** Begin Supplied records **

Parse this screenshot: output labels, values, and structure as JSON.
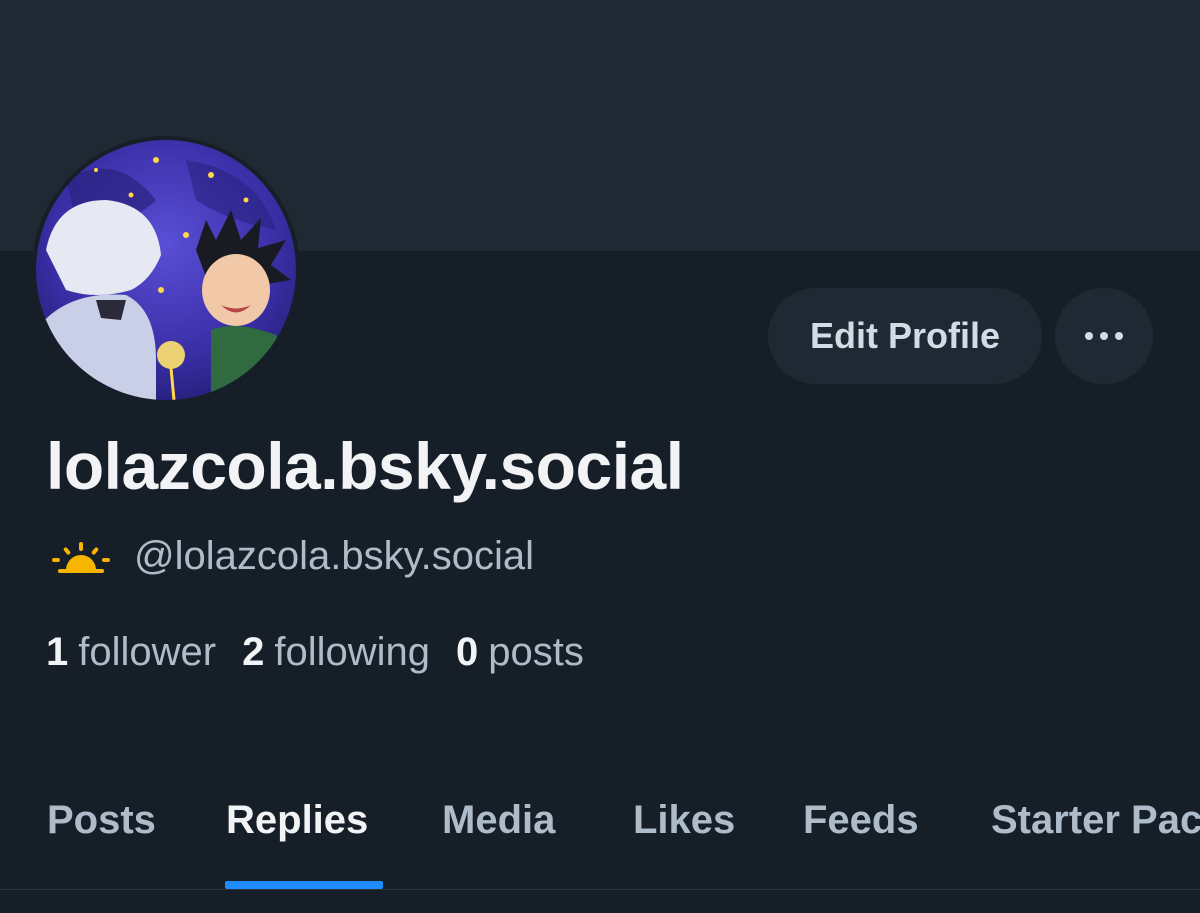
{
  "profile": {
    "display_name": "lolazcola.bsky.social",
    "handle": "@lolazcola.bsky.social",
    "handle_icon": "sunrise-emoji-icon"
  },
  "actions": {
    "edit_profile_label": "Edit Profile",
    "more_icon": "more-horizontal-icon"
  },
  "stats": [
    {
      "value": "1",
      "label": "follower"
    },
    {
      "value": "2",
      "label": "following"
    },
    {
      "value": "0",
      "label": "posts"
    }
  ],
  "tabs": [
    {
      "label": "Posts",
      "active": false
    },
    {
      "label": "Replies",
      "active": true
    },
    {
      "label": "Media",
      "active": false
    },
    {
      "label": "Likes",
      "active": false
    },
    {
      "label": "Feeds",
      "active": false
    },
    {
      "label": "Starter Packs",
      "active": false
    }
  ],
  "colors": {
    "background": "#161e27",
    "banner": "#1e2933",
    "accent": "#208bfe",
    "muted_text": "#aebbc9"
  }
}
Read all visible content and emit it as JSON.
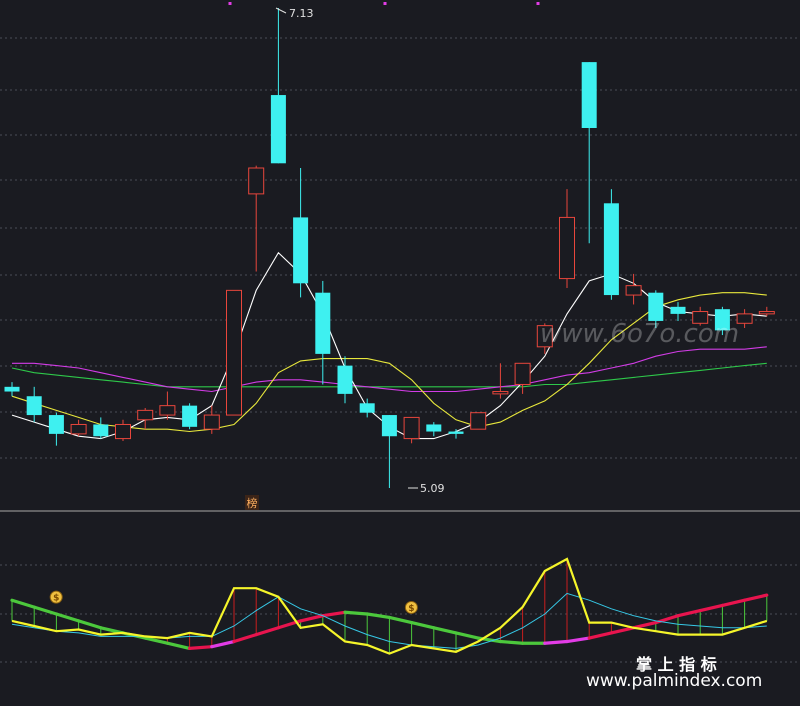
{
  "chart_data": [
    {
      "type": "candlestick",
      "panel": "main",
      "annotations": {
        "high_label": "7.13",
        "low_label": "5.09",
        "marker_glyph": "榜"
      },
      "colors": {
        "up": "#e8463c",
        "down": "#3ef0f0",
        "ma5": "#ffffff",
        "ma10": "#e8e83c",
        "ma20": "#d23ce6",
        "ma60": "#2ec84a"
      },
      "candles": [
        {
          "open": 5.52,
          "close": 5.5,
          "high": 5.54,
          "low": 5.48
        },
        {
          "open": 5.48,
          "close": 5.4,
          "high": 5.52,
          "low": 5.37
        },
        {
          "open": 5.4,
          "close": 5.32,
          "high": 5.41,
          "low": 5.27
        },
        {
          "open": 5.32,
          "close": 5.36,
          "high": 5.38,
          "low": 5.31
        },
        {
          "open": 5.36,
          "close": 5.31,
          "high": 5.39,
          "low": 5.3
        },
        {
          "open": 5.3,
          "close": 5.36,
          "high": 5.38,
          "low": 5.29
        },
        {
          "open": 5.38,
          "close": 5.42,
          "high": 5.43,
          "low": 5.34
        },
        {
          "open": 5.4,
          "close": 5.44,
          "high": 5.5,
          "low": 5.38
        },
        {
          "open": 5.44,
          "close": 5.35,
          "high": 5.45,
          "low": 5.34
        },
        {
          "open": 5.34,
          "close": 5.4,
          "high": 5.44,
          "low": 5.32
        },
        {
          "open": 5.4,
          "close": 5.93,
          "high": 5.93,
          "low": 5.4
        },
        {
          "open": 6.34,
          "close": 6.45,
          "high": 6.46,
          "low": 6.01
        },
        {
          "open": 6.76,
          "close": 6.47,
          "high": 7.13,
          "low": 6.47
        },
        {
          "open": 6.24,
          "close": 5.96,
          "high": 6.45,
          "low": 5.9
        },
        {
          "open": 5.92,
          "close": 5.66,
          "high": 5.97,
          "low": 5.53
        },
        {
          "open": 5.61,
          "close": 5.49,
          "high": 5.65,
          "low": 5.45
        },
        {
          "open": 5.45,
          "close": 5.41,
          "high": 5.47,
          "low": 5.39
        },
        {
          "open": 5.4,
          "close": 5.31,
          "high": 5.4,
          "low": 5.09
        },
        {
          "open": 5.3,
          "close": 5.39,
          "high": 5.39,
          "low": 5.28
        },
        {
          "open": 5.36,
          "close": 5.33,
          "high": 5.37,
          "low": 5.31
        },
        {
          "open": 5.33,
          "close": 5.32,
          "high": 5.34,
          "low": 5.3
        },
        {
          "open": 5.34,
          "close": 5.41,
          "high": 5.41,
          "low": 5.34
        },
        {
          "open": 5.49,
          "close": 5.5,
          "high": 5.62,
          "low": 5.47
        },
        {
          "open": 5.53,
          "close": 5.62,
          "high": 5.62,
          "low": 5.49
        },
        {
          "open": 5.69,
          "close": 5.78,
          "high": 5.79,
          "low": 5.66
        },
        {
          "open": 5.98,
          "close": 6.24,
          "high": 6.36,
          "low": 5.94
        },
        {
          "open": 6.9,
          "close": 6.62,
          "high": 6.9,
          "low": 6.13
        },
        {
          "open": 6.3,
          "close": 5.91,
          "high": 6.36,
          "low": 5.89
        },
        {
          "open": 5.91,
          "close": 5.95,
          "high": 6.0,
          "low": 5.87
        },
        {
          "open": 5.92,
          "close": 5.8,
          "high": 5.93,
          "low": 5.77
        },
        {
          "open": 5.86,
          "close": 5.83,
          "high": 5.88,
          "low": 5.8
        },
        {
          "open": 5.79,
          "close": 5.84,
          "high": 5.86,
          "low": 5.78
        },
        {
          "open": 5.85,
          "close": 5.76,
          "high": 5.86,
          "low": 5.74
        },
        {
          "open": 5.79,
          "close": 5.83,
          "high": 5.85,
          "low": 5.77
        },
        {
          "open": 5.83,
          "close": 5.84,
          "high": 5.86,
          "low": 5.82
        }
      ],
      "ma5": [
        5.4,
        5.37,
        5.34,
        5.31,
        5.3,
        5.33,
        5.38,
        5.39,
        5.38,
        5.44,
        5.66,
        5.93,
        6.09,
        6.0,
        5.83,
        5.6,
        5.43,
        5.35,
        5.3,
        5.3,
        5.33,
        5.37,
        5.44,
        5.54,
        5.65,
        5.83,
        5.97,
        6.0,
        5.96,
        5.88,
        5.84,
        5.83,
        5.82,
        5.83,
        5.82
      ],
      "ma10": [
        5.48,
        5.45,
        5.42,
        5.39,
        5.36,
        5.35,
        5.34,
        5.34,
        5.33,
        5.34,
        5.36,
        5.45,
        5.58,
        5.63,
        5.64,
        5.64,
        5.64,
        5.62,
        5.55,
        5.45,
        5.38,
        5.35,
        5.37,
        5.42,
        5.46,
        5.53,
        5.62,
        5.72,
        5.79,
        5.86,
        5.89,
        5.91,
        5.92,
        5.92,
        5.91
      ],
      "ma20": [
        5.62,
        5.62,
        5.61,
        5.6,
        5.58,
        5.56,
        5.54,
        5.52,
        5.51,
        5.5,
        5.52,
        5.54,
        5.55,
        5.55,
        5.54,
        5.53,
        5.52,
        5.51,
        5.5,
        5.5,
        5.5,
        5.51,
        5.52,
        5.53,
        5.55,
        5.57,
        5.58,
        5.6,
        5.62,
        5.65,
        5.67,
        5.68,
        5.68,
        5.68,
        5.69
      ],
      "ma60": [
        5.6,
        5.58,
        5.57,
        5.56,
        5.55,
        5.54,
        5.53,
        5.52,
        5.52,
        5.52,
        5.52,
        5.52,
        5.52,
        5.52,
        5.52,
        5.52,
        5.52,
        5.52,
        5.52,
        5.52,
        5.52,
        5.52,
        5.52,
        5.52,
        5.53,
        5.53,
        5.54,
        5.55,
        5.56,
        5.57,
        5.58,
        5.59,
        5.6,
        5.61,
        5.62
      ]
    },
    {
      "type": "line",
      "panel": "indicator",
      "colors": {
        "fast": "#f5f52a",
        "signal": "#36c8e6",
        "slow_up": "#e8144e",
        "slow_down": "#4cc83c",
        "slow_turn": "#e23ce6",
        "bar_up": "#c81e1e",
        "bar_down": "#4cc83c"
      },
      "fast": [
        54,
        57,
        60,
        59,
        62,
        61,
        63,
        64,
        61,
        63,
        35,
        35,
        40,
        58,
        56,
        66,
        68,
        73,
        68,
        70,
        72,
        66,
        58,
        46,
        25,
        18,
        55,
        55,
        58,
        60,
        62,
        62,
        62,
        58,
        54
      ],
      "signal": [
        56,
        58,
        60,
        61,
        63,
        63,
        63,
        64,
        63,
        63,
        57,
        48,
        40,
        47,
        51,
        57,
        62,
        66,
        68,
        69,
        70,
        68,
        64,
        58,
        50,
        38,
        42,
        47,
        51,
        54,
        56,
        57,
        58,
        58,
        57
      ],
      "slow": [
        42,
        46,
        50,
        54,
        58,
        61,
        64,
        67,
        70,
        69,
        66,
        62,
        58,
        54,
        51,
        49,
        50,
        52,
        55,
        58,
        61,
        64,
        66,
        67,
        67,
        66,
        64,
        61,
        58,
        55,
        51,
        48,
        45,
        42,
        39
      ],
      "flags": [
        "$",
        "$"
      ]
    }
  ],
  "watermarks": {
    "top": "www.6o7o.com",
    "bottom_line1": "掌 上 指 标",
    "bottom_line2": "www.palmindex.com"
  }
}
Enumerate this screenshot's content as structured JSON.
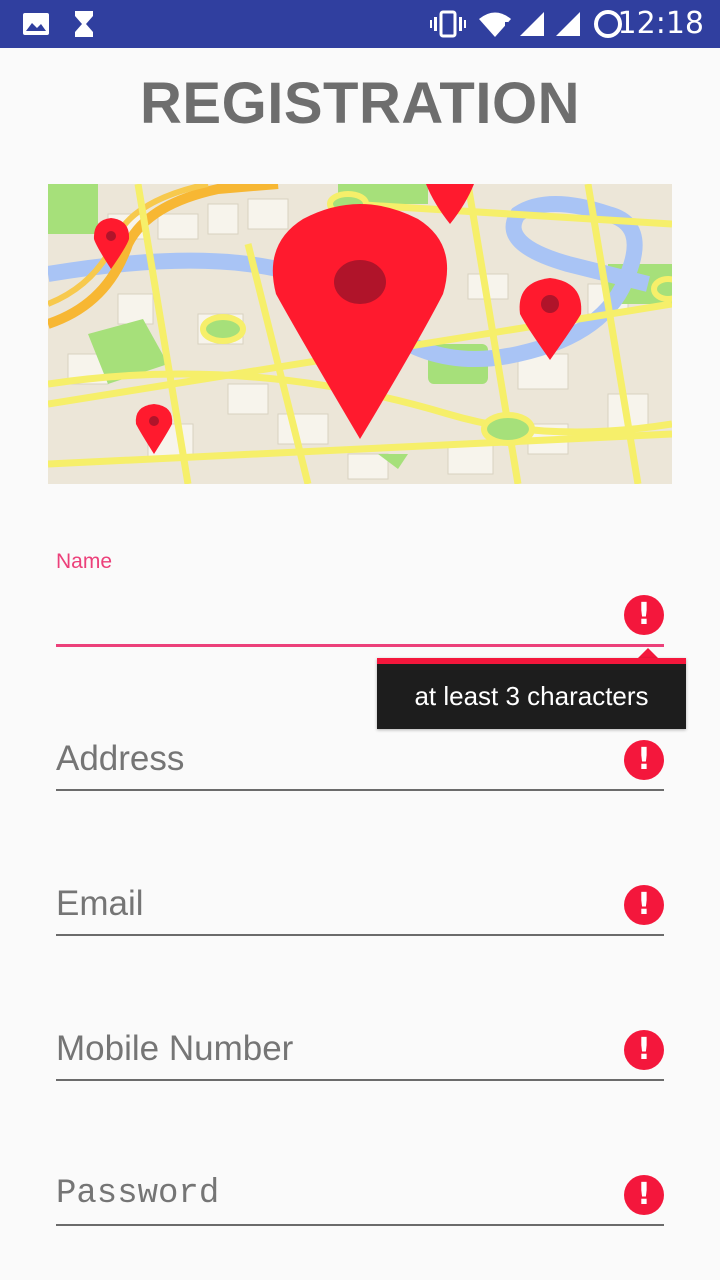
{
  "status_bar": {
    "time": "12:18",
    "icons": [
      "image-icon",
      "hourglass-icon",
      "vibrate-icon",
      "wifi-icon",
      "signal-icon",
      "signal-icon",
      "sync-icon"
    ]
  },
  "page": {
    "title": "REGISTRATION"
  },
  "banner": {
    "icon": "map-with-pins-illustration",
    "colors": {
      "pin": "#ff1a2e",
      "road": "#f6ef6a",
      "water": "#a9c4f5",
      "park": "#a6e07a",
      "land": "#ece6d8"
    }
  },
  "form": {
    "name": {
      "label": "Name",
      "value": "",
      "placeholder": "",
      "error": "at least 3 characters"
    },
    "address": {
      "placeholder": "Address",
      "value": ""
    },
    "email": {
      "placeholder": "Email",
      "value": ""
    },
    "mobile": {
      "placeholder": "Mobile Number",
      "value": ""
    },
    "password": {
      "placeholder": "Password",
      "value": ""
    }
  },
  "colors": {
    "status_bar": "#303f9f",
    "accent": "#ec407a",
    "error": "#f4173c",
    "title": "#6e6e6e"
  }
}
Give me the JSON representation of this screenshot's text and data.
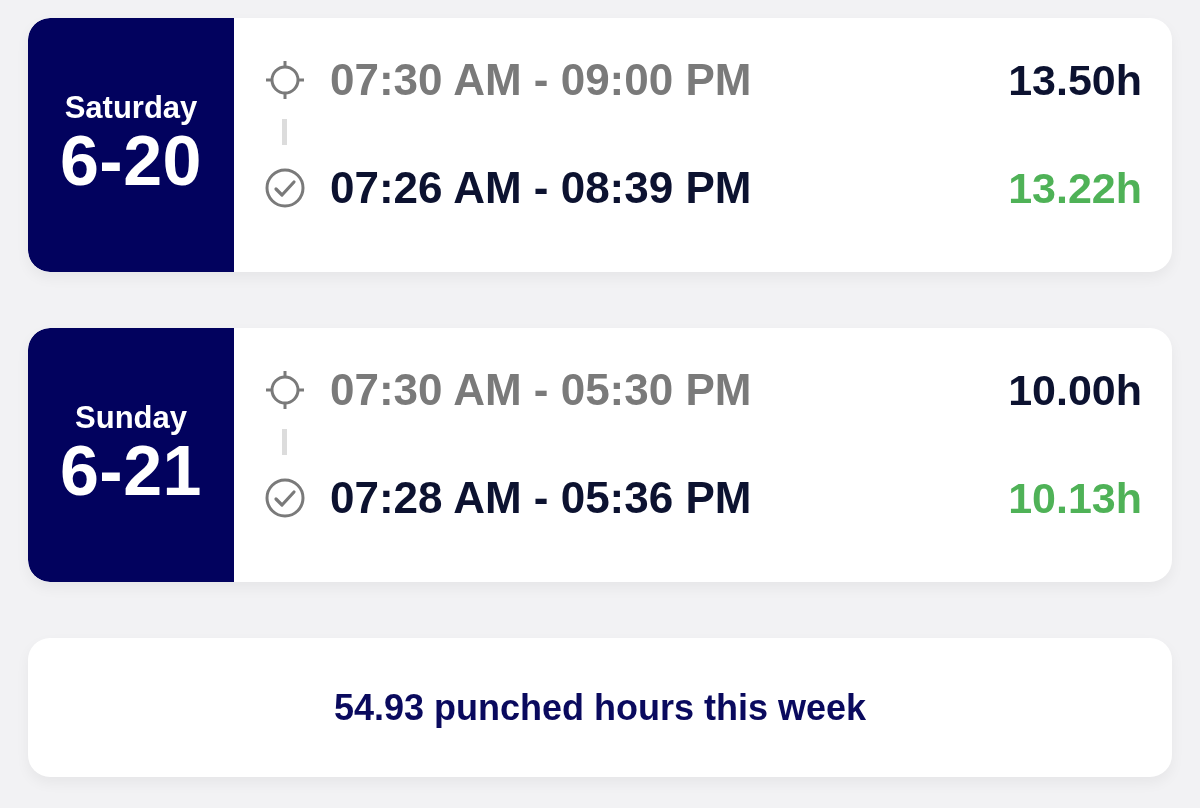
{
  "days": [
    {
      "weekday": "Saturday",
      "date": "6-20",
      "entries": [
        {
          "kind": "scheduled",
          "time_range": "07:30 AM - 09:00 PM",
          "hours": "13.50h"
        },
        {
          "kind": "punched",
          "time_range": "07:26 AM - 08:39 PM",
          "hours": "13.22h"
        }
      ]
    },
    {
      "weekday": "Sunday",
      "date": "6-21",
      "entries": [
        {
          "kind": "scheduled",
          "time_range": "07:30 AM - 05:30 PM",
          "hours": "10.00h"
        },
        {
          "kind": "punched",
          "time_range": "07:28 AM - 05:36 PM",
          "hours": "10.13h"
        }
      ]
    }
  ],
  "summary": {
    "text": "54.93 punched hours this week"
  }
}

** End Supplied records **

What you should do:
Copy out all lines that carry the word "signal".

Answer to this task:
        "signal": "#36c8e6",
      "signal": [
      "signal-icon",
      "signal-icon",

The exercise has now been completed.